• Task brief: Repeat the records exactly. Every line must match.

____________________

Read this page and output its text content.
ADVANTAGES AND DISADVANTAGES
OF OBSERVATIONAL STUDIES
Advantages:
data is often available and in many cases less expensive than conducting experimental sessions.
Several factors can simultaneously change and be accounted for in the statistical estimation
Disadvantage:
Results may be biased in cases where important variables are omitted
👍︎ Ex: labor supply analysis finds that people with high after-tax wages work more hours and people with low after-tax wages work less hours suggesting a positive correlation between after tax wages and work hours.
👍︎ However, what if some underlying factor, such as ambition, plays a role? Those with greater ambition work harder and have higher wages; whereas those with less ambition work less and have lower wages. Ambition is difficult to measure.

____________________

• Full response:
Read this page and output its text content.
ADVANTAGES AND DISADVANTAGES
OF OBSERVATIONAL STUDIES
Advantages:
data is often available and in many cases less expensive than conducting experimental sessions.
Several factors can simultaneously change and be accounted for in the statistical estimation
Disadvantage:
Results may be biased in cases where important variables are omitted
👍︎ Ex: labor supply analysis finds that people with high after-tax wages work more hours and people with low after-tax wages work less hours suggesting a positive correlation between after tax wages and work hours.
👍︎ However, what if some underlying factor, such as ambition, plays a role? Those with greater ambition work harder and have higher wages; whereas those with less ambition work less and have lower wages. Ambition is difficult to measure.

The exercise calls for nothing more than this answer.